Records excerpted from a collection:
---
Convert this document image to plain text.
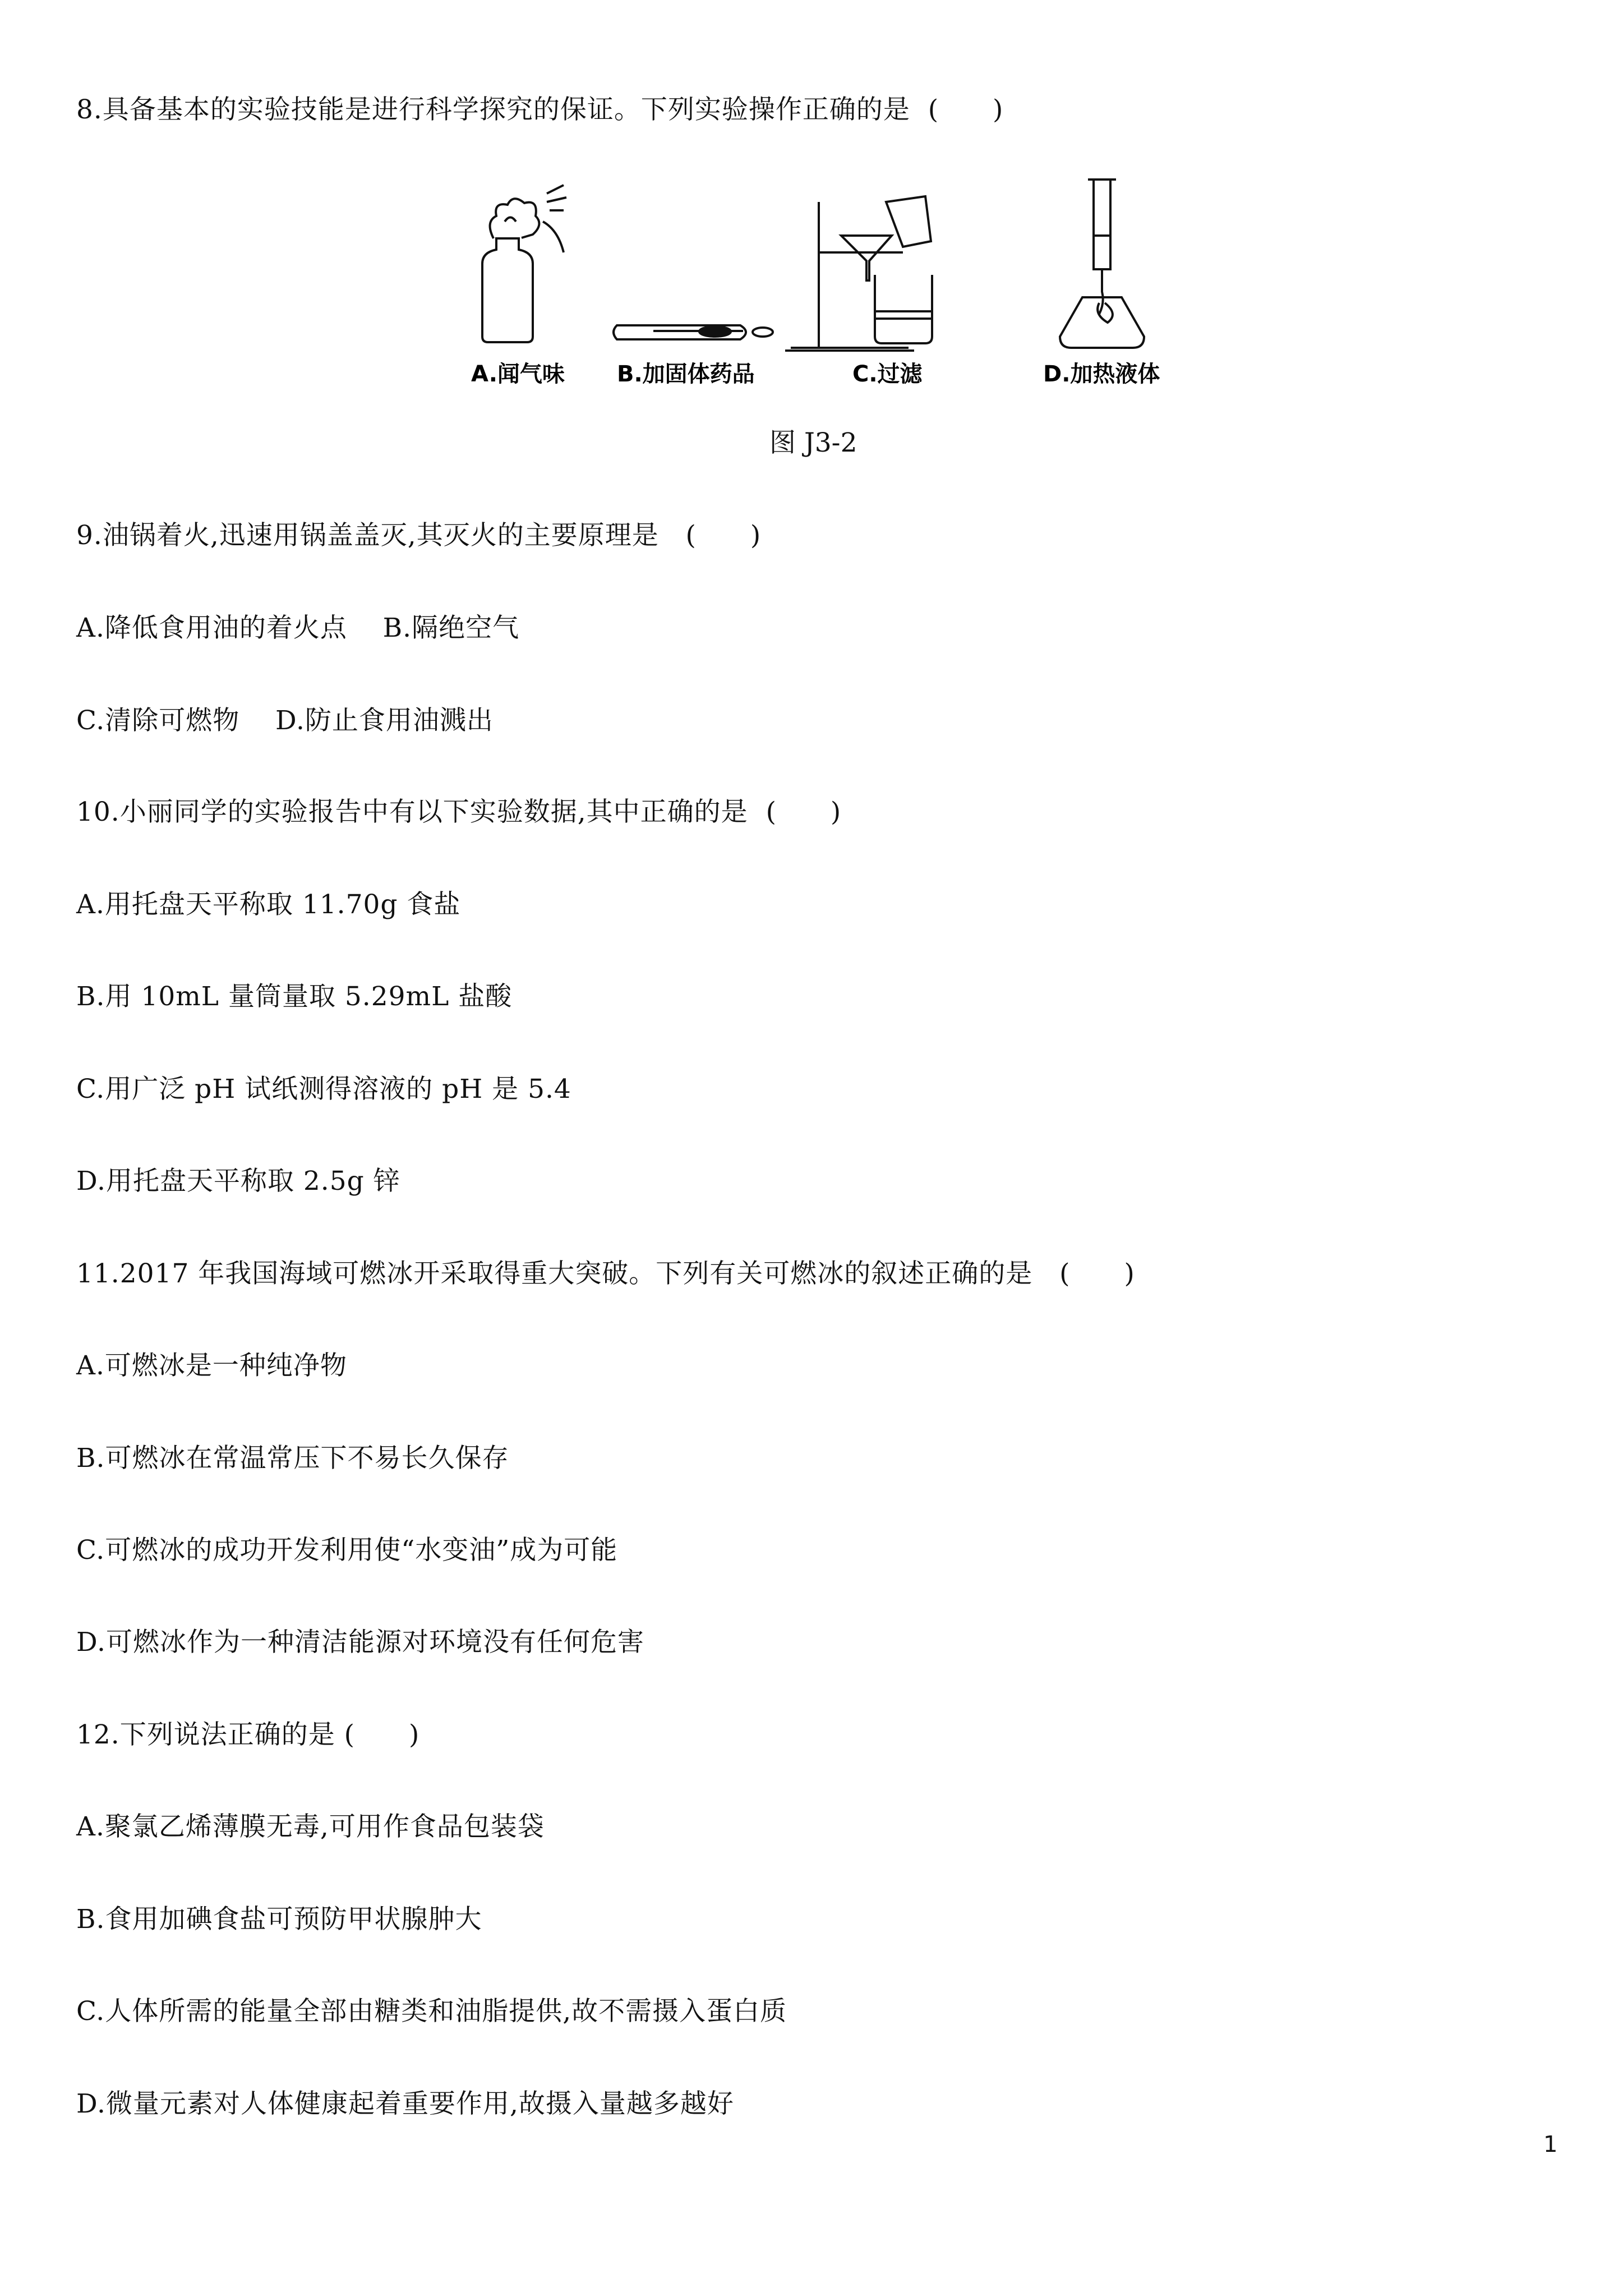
8.具备基本的实验技能是进行科学探究的保证。下列实验操作正确的是  (　　)
A.闻气味 B.加固体药品	C.过滤	D.加热液体
图 J3-2
9.油锅着火,迅速用锅盖盖灭,其灭火的主要原理是   (　　)
A.降低食用油的着火点    B.隔绝空气
C.清除可燃物    D.防止食用油溅出
10.小丽同学的实验报告中有以下实验数据,其中正确的是  (　　)
A.用托盘天平称取 11.70g 食盐
B.用 10mL 量筒量取 5.29mL 盐酸
C.用广泛 pH 试纸测得溶液的 pH 是 5.4
D.用托盘天平称取 2.5g 锌
11.2017 年我国海域可燃冰开采取得重大突破。下列有关可燃冰的叙述正确的是   (　　)
A.可燃冰是一种纯净物
B.可燃冰在常温常压下不易长久保存
C.可燃冰的成功开发利用使“水变油”成为可能
D.可燃冰作为一种清洁能源对环境没有任何危害
12.下列说法正确的是 (　　)
A.聚氯乙烯薄膜无毒,可用作食品包装袋
B.食用加碘食盐可预防甲状腺肿大
C.人体所需的能量全部由糖类和油脂提供,故不需摄入蛋白质
D.微量元素对人体健康起着重要作用,故摄入量越多越好
1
---
Objective: Copy the records word for word, leaving no picture in the copy.

Correct response:
Convert this document image to plain text.
8.具备基本的实验技能是进行科学探究的保证。下列实验操作正确的是  (　　)
A.闻气味 B.加固体药品	C.过滤	D.加热液体
图 J3-2
9.油锅着火,迅速用锅盖盖灭,其灭火的主要原理是   (　　)
A.降低食用油的着火点    B.隔绝空气
C.清除可燃物    D.防止食用油溅出
10.小丽同学的实验报告中有以下实验数据,其中正确的是  (　　)
A.用托盘天平称取 11.70g 食盐
B.用 10mL 量筒量取 5.29mL 盐酸
C.用广泛 pH 试纸测得溶液的 pH 是 5.4
D.用托盘天平称取 2.5g 锌
11.2017 年我国海域可燃冰开采取得重大突破。下列有关可燃冰的叙述正确的是   (　　)
A.可燃冰是一种纯净物
B.可燃冰在常温常压下不易长久保存
C.可燃冰的成功开发利用使“水变油”成为可能
D.可燃冰作为一种清洁能源对环境没有任何危害
12.下列说法正确的是 (　　)
A.聚氯乙烯薄膜无毒,可用作食品包装袋
B.食用加碘食盐可预防甲状腺肿大
C.人体所需的能量全部由糖类和油脂提供,故不需摄入蛋白质
D.微量元素对人体健康起着重要作用,故摄入量越多越好
1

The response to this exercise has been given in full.